**Your instructions:**
Copy out each line of the material below that holds the string "кожи".

**Records shown:**
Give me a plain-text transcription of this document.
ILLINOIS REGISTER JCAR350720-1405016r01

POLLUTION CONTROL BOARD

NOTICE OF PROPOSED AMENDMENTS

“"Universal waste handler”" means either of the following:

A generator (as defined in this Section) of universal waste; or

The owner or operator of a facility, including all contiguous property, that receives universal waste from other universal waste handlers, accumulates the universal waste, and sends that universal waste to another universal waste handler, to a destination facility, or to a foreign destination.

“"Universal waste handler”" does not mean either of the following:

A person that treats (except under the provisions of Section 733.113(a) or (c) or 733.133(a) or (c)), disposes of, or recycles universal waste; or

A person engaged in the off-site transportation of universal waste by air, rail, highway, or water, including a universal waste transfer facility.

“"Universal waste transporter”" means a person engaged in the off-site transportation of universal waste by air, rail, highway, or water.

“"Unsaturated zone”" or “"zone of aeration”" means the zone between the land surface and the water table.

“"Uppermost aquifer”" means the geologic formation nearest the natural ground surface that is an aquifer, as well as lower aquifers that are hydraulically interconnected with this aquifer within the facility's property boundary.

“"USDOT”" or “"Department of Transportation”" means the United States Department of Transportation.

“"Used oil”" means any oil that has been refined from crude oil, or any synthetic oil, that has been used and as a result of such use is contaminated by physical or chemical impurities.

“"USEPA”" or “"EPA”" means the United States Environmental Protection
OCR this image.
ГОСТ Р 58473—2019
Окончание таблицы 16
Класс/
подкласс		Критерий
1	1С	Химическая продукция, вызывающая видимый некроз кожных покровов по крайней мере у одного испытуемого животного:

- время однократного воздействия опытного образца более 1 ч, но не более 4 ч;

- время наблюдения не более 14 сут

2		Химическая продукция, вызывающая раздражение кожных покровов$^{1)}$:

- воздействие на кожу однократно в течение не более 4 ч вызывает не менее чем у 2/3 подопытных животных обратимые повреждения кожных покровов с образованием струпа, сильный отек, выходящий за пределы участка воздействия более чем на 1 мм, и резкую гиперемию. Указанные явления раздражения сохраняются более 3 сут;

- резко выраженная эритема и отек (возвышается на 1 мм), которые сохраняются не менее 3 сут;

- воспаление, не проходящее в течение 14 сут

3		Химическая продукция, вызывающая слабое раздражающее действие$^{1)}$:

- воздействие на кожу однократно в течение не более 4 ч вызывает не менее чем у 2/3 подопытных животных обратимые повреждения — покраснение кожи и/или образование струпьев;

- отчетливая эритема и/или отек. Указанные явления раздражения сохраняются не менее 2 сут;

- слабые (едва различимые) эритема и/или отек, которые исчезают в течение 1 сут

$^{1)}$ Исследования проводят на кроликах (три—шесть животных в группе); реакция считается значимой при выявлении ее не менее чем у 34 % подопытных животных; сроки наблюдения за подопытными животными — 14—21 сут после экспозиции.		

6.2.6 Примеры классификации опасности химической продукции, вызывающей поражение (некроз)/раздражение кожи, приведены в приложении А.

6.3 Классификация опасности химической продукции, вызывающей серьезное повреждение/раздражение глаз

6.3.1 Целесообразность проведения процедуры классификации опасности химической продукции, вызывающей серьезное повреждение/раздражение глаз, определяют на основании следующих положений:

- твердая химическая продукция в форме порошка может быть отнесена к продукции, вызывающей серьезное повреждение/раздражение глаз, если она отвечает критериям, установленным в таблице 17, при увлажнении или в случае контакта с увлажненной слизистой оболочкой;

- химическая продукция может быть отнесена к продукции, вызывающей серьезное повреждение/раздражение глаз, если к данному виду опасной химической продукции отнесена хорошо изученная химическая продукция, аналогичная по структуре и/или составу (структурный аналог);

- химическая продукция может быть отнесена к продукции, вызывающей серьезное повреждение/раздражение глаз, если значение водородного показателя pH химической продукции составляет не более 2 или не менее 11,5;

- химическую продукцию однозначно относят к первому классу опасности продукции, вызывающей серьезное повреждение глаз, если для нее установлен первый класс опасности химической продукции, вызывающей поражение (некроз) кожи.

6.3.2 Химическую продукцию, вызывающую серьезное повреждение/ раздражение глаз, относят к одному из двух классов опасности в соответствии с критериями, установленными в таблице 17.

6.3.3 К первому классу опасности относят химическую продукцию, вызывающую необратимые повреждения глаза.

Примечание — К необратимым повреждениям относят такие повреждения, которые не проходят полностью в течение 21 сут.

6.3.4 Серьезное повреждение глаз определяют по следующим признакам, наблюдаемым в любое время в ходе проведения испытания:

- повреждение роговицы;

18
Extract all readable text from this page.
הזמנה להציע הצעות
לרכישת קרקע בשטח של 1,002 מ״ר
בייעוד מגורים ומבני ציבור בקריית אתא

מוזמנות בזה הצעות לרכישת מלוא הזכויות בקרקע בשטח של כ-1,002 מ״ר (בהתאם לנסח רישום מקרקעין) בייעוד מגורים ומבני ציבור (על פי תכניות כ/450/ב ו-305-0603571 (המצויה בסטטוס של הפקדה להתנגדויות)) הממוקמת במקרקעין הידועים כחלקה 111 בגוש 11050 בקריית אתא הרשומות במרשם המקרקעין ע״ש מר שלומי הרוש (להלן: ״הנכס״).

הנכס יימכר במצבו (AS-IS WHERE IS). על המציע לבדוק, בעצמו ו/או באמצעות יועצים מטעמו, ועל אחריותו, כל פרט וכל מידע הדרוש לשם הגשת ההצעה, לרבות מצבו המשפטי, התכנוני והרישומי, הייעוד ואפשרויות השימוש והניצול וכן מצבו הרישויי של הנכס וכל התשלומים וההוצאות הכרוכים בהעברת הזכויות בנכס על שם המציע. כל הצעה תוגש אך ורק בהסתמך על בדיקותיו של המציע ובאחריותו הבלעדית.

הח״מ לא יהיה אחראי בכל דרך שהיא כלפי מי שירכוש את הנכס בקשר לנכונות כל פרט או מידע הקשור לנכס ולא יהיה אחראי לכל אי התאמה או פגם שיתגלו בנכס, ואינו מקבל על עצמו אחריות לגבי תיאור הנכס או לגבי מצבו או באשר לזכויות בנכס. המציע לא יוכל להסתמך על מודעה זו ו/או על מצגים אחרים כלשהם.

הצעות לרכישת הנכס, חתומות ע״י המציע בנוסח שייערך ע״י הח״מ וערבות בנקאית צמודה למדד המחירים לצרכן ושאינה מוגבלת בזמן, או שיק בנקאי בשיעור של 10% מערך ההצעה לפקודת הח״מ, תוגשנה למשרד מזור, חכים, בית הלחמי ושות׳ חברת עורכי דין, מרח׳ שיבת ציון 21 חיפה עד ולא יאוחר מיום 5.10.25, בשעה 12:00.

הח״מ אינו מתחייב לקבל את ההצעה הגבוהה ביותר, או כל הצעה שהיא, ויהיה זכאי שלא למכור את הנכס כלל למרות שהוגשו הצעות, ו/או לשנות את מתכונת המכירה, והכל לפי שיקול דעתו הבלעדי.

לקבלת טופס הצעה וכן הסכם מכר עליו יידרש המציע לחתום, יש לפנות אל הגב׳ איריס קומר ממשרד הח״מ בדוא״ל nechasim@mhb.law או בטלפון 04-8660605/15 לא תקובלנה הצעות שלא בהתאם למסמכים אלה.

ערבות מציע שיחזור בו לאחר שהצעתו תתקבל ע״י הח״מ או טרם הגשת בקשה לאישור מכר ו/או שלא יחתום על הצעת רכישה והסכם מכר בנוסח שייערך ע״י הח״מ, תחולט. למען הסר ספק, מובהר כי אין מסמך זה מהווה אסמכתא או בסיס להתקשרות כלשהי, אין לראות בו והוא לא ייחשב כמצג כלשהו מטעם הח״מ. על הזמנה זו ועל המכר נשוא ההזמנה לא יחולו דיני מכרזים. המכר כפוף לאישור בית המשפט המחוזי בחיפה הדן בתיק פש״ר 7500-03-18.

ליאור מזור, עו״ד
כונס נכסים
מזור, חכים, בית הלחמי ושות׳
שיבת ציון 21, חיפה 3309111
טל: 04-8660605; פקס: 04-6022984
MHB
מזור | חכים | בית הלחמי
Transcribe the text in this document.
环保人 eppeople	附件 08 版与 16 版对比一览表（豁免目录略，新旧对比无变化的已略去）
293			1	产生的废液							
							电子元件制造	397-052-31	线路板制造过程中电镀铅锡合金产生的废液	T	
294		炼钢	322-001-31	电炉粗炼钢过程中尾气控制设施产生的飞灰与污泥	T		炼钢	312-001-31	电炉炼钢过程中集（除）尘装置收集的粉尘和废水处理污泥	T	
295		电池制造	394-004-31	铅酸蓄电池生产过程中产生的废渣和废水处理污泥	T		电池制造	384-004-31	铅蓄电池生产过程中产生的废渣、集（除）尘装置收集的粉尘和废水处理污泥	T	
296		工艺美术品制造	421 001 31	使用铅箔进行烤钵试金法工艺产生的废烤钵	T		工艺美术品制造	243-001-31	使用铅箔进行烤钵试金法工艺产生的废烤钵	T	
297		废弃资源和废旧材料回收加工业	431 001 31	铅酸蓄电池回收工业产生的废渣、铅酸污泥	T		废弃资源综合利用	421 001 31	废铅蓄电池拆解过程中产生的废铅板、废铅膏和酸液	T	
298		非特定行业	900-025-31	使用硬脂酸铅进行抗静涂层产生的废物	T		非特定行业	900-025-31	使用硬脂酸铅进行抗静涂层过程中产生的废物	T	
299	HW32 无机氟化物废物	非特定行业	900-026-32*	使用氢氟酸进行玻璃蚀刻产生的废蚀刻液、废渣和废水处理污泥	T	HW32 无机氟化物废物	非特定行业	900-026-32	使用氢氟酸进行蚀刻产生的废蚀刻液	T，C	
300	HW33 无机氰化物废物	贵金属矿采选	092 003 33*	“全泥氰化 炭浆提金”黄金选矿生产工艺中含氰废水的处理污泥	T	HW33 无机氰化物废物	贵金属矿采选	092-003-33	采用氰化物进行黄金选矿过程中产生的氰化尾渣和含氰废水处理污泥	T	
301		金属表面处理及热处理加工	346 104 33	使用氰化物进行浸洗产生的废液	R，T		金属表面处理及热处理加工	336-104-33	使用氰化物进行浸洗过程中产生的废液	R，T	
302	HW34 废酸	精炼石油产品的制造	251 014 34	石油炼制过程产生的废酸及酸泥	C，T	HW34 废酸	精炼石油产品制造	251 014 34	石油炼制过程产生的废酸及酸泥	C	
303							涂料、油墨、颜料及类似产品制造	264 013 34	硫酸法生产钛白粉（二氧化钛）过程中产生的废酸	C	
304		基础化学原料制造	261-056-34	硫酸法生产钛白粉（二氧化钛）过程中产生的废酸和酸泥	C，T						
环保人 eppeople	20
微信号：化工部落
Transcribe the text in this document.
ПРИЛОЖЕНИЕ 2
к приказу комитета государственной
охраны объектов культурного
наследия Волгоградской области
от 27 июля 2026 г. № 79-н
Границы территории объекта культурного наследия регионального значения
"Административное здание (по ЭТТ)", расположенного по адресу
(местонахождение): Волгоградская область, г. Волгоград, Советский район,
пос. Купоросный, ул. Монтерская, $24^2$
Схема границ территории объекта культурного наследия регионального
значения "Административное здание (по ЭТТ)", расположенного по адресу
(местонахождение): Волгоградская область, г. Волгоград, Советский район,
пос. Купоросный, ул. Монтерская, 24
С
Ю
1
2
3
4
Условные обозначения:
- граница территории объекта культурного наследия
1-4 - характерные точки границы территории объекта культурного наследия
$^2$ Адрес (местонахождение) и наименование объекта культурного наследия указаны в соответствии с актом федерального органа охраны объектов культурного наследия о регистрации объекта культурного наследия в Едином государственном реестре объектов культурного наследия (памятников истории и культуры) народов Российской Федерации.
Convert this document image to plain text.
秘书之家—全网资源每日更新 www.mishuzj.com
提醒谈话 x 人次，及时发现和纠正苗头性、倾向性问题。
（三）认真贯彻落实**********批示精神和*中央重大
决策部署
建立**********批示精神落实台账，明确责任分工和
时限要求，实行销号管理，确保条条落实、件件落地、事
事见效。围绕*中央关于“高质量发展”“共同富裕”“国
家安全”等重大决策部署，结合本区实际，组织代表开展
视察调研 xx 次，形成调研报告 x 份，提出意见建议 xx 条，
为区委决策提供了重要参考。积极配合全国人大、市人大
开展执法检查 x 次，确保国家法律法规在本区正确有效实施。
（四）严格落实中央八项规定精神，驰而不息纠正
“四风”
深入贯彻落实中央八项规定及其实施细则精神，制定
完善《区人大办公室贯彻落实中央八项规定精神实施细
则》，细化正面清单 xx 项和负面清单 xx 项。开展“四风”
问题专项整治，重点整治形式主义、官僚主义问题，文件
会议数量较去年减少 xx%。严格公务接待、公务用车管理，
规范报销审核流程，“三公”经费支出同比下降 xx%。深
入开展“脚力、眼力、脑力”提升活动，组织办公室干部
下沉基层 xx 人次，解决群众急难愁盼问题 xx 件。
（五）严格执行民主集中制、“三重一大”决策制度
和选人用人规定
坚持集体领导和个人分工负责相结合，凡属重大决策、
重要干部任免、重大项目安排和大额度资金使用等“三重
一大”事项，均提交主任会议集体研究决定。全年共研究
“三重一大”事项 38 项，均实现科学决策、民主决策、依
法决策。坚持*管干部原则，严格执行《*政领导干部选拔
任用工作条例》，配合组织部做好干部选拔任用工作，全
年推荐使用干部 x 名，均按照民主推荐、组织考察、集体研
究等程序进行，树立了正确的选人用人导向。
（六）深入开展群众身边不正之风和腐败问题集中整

**Result:**
- воздействие на кожу однократно в течение не более 4 ч вызывает не менее чем у 2/3 подопытных животных обратимые повреждения — покраснение кожи и/или образование струпьев;
6.2.6 Примеры классификации опасности химической продукции, вызывающей поражение (некроз)/раздражение кожи, приведены в приложении А.
- химическую продукцию однозначно относят к первому классу опасности продукции, вызывающей серьезное повреждение глаз, если для нее установлен первый класс опасности химической продукции, вызывающей поражение (некроз) кожи.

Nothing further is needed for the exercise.